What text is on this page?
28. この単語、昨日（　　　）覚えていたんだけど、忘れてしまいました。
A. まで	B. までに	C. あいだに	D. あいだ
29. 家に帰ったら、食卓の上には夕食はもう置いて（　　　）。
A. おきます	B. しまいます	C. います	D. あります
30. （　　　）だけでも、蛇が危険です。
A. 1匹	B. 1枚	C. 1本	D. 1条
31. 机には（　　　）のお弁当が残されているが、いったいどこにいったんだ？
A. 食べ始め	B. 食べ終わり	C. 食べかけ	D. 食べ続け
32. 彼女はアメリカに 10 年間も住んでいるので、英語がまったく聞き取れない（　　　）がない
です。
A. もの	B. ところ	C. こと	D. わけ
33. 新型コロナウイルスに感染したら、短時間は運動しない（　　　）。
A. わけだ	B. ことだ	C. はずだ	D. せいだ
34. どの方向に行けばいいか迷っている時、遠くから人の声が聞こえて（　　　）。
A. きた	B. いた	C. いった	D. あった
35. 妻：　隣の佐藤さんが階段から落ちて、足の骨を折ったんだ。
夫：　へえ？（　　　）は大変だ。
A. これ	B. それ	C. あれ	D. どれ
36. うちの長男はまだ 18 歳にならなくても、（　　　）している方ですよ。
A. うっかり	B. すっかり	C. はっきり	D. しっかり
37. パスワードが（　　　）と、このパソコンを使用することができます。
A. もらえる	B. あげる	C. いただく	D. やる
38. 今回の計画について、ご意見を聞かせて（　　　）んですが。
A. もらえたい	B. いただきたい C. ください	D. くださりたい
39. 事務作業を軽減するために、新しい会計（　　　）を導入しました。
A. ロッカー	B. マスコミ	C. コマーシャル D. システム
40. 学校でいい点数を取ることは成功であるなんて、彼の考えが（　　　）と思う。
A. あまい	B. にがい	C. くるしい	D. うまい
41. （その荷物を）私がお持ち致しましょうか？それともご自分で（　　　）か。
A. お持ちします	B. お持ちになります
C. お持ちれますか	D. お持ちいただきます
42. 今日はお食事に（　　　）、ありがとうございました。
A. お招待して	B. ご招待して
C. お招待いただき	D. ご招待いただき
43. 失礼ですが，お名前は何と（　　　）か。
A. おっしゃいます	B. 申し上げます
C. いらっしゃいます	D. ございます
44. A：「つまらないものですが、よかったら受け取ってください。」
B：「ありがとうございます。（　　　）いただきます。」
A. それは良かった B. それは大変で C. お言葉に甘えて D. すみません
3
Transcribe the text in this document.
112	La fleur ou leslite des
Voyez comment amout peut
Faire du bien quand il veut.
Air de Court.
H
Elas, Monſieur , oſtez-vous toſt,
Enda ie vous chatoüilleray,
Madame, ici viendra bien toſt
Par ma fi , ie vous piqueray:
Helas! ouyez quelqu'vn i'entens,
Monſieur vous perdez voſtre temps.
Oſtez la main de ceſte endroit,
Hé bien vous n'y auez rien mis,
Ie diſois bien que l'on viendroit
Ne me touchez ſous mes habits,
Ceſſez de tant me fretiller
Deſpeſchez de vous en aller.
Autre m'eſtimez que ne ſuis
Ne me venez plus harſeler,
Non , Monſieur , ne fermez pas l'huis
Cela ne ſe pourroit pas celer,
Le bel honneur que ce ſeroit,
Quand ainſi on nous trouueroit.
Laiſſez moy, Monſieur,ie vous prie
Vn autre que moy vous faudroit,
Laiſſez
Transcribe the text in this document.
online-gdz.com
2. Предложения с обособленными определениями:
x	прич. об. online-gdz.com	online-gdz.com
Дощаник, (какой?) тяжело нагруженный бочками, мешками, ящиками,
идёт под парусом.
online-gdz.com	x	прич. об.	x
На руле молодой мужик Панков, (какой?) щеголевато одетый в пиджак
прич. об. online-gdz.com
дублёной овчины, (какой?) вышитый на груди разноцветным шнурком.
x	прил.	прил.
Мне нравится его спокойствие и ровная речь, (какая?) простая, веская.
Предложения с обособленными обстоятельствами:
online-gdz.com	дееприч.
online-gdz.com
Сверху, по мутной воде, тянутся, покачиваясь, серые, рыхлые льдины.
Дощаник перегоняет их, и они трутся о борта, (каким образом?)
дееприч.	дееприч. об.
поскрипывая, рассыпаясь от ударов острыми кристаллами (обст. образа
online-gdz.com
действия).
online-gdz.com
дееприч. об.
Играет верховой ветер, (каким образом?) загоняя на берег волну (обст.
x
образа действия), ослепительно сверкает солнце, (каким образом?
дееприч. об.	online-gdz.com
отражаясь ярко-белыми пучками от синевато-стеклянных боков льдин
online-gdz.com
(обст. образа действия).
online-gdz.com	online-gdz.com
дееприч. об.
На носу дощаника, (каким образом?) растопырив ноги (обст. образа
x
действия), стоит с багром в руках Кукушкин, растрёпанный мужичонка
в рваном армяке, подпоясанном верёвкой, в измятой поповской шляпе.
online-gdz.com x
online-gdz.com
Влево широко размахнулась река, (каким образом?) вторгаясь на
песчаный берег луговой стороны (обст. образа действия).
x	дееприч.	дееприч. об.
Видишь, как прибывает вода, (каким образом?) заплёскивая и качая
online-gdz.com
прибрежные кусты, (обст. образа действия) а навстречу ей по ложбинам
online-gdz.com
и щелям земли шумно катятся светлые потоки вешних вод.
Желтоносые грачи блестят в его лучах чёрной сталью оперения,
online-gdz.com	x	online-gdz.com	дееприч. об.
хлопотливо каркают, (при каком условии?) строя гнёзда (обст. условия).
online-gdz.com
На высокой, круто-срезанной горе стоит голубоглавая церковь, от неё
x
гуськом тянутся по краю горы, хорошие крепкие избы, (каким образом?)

* GIVEN PROBLEM:
Faithfully copy every entry, leaving nothing out.

* RESULT OF THE EXERCISE:
What text is on this page?
28. この単語、昨日（　　　）覚えていたんだけど、忘れてしまいました。
A. まで	B. までに	C. あいだに	D. あいだ
29. 家に帰ったら、食卓の上には夕食はもう置いて（　　　）。
A. おきます	B. しまいます	C. います	D. あります
30. （　　　）だけでも、蛇が危険です。
A. 1匹	B. 1枚	C. 1本	D. 1条
31. 机には（　　　）のお弁当が残されているが、いったいどこにいったんだ？
A. 食べ始め	B. 食べ終わり	C. 食べかけ	D. 食べ続け
32. 彼女はアメリカに 10 年間も住んでいるので、英語がまったく聞き取れない（　　　）がない
です。
A. もの	B. ところ	C. こと	D. わけ
33. 新型コロナウイルスに感染したら、短時間は運動しない（　　　）。
A. わけだ	B. ことだ	C. はずだ	D. せいだ
34. どの方向に行けばいいか迷っている時、遠くから人の声が聞こえて（　　　）。
A. きた	B. いた	C. いった	D. あった
35. 妻：　隣の佐藤さんが階段から落ちて、足の骨を折ったんだ。
夫：　へえ？（　　　）は大変だ。
A. これ	B. それ	C. あれ	D. どれ
36. うちの長男はまだ 18 歳にならなくても、（　　　）している方ですよ。
A. うっかり	B. すっかり	C. はっきり	D. しっかり
37. パスワードが（　　　）と、このパソコンを使用することができます。
A. もらえる	B. あげる	C. いただく	D. やる
38. 今回の計画について、ご意見を聞かせて（　　　）んですが。
A. もらえたい	B. いただきたい C. ください	D. くださりたい
39. 事務作業を軽減するために、新しい会計（　　　）を導入しました。
A. ロッカー	B. マスコミ	C. コマーシャル D. システム
40. 学校でいい点数を取ることは成功であるなんて、彼の考えが（　　　）と思う。
A. あまい	B. にがい	C. くるしい	D. うまい
41. （その荷物を）私がお持ち致しましょうか？それともご自分で（　　　）か。
A. お持ちします	B. お持ちになります
C. お持ちれますか	D. お持ちいただきます
42. 今日はお食事に（　　　）、ありがとうございました。
A. お招待して	B. ご招待して
C. お招待いただき	D. ご招待いただき
43. 失礼ですが，お名前は何と（　　　）か。
A. おっしゃいます	B. 申し上げます
C. いらっしゃいます	D. ございます
44. A：「つまらないものですが、よかったら受け取ってください。」
B：「ありがとうございます。（　　　）いただきます。」
A. それは良かった B. それは大変で C. お言葉に甘えて D. すみません
3
Transcribe the text in this document.
112	La fleur ou leslite des
Voyez comment amout peut
Faire du bien quand il veut.
Air de Court.
H
Elas, Monſieur , oſtez-vous toſt,
Enda ie vous chatoüilleray,
Madame, ici viendra bien toſt
Par ma fi , ie vous piqueray:
Helas! ouyez quelqu'vn i'entens,
Monſieur vous perdez voſtre temps.
Oſtez la main de ceſte endroit,
Hé bien vous n'y auez rien mis,
Ie diſois bien que l'on viendroit
Ne me touchez ſous mes habits,
Ceſſez de tant me fretiller
Deſpeſchez de vous en aller.
Autre m'eſtimez que ne ſuis
Ne me venez plus harſeler,
Non , Monſieur , ne fermez pas l'huis
Cela ne ſe pourroit pas celer,
Le bel honneur que ce ſeroit,
Quand ainſi on nous trouueroit.
Laiſſez moy, Monſieur,ie vous prie
Vn autre que moy vous faudroit,
Laiſſez
Transcribe the text in this document.
online-gdz.com
2. Предложения с обособленными определениями:
x	прич. об. online-gdz.com	online-gdz.com
Дощаник, (какой?) тяжело нагруженный бочками, мешками, ящиками,
идёт под парусом.
online-gdz.com	x	прич. об.	x
На руле молодой мужик Панков, (какой?) щеголевато одетый в пиджак
прич. об. online-gdz.com
дублёной овчины, (какой?) вышитый на груди разноцветным шнурком.
x	прил.	прил.
Мне нравится его спокойствие и ровная речь, (какая?) простая, веская.
Предложения с обособленными обстоятельствами:
online-gdz.com	дееприч.
online-gdz.com
Сверху, по мутной воде, тянутся, покачиваясь, серые, рыхлые льдины.
Дощаник перегоняет их, и они трутся о борта, (каким образом?)
дееприч.	дееприч. об.
поскрипывая, рассыпаясь от ударов острыми кристаллами (обст. образа
online-gdz.com
действия).
online-gdz.com
дееприч. об.
Играет верховой ветер, (каким образом?) загоняя на берег волну (обст.
x
образа действия), ослепительно сверкает солнце, (каким образом?
дееприч. об.	online-gdz.com
отражаясь ярко-белыми пучками от синевато-стеклянных боков льдин
online-gdz.com
(обст. образа действия).
online-gdz.com	online-gdz.com
дееприч. об.
На носу дощаника, (каким образом?) растопырив ноги (обст. образа
x
действия), стоит с багром в руках Кукушкин, растрёпанный мужичонка
в рваном армяке, подпоясанном верёвкой, в измятой поповской шляпе.
online-gdz.com x
online-gdz.com
Влево широко размахнулась река, (каким образом?) вторгаясь на
песчаный берег луговой стороны (обст. образа действия).
x	дееприч.	дееприч. об.
Видишь, как прибывает вода, (каким образом?) заплёскивая и качая
online-gdz.com
прибрежные кусты, (обст. образа действия) а навстречу ей по ложбинам
online-gdz.com
и щелям земли шумно катятся светлые потоки вешних вод.
Желтоносые грачи блестят в его лучах чёрной сталью оперения,
online-gdz.com	x	online-gdz.com	дееприч. об.
хлопотливо каркают, (при каком условии?) строя гнёзда (обст. условия).
online-gdz.com
На высокой, круто-срезанной горе стоит голубоглавая церковь, от неё
x
гуськом тянутся по краю горы, хорошие крепкие избы, (каким образом?)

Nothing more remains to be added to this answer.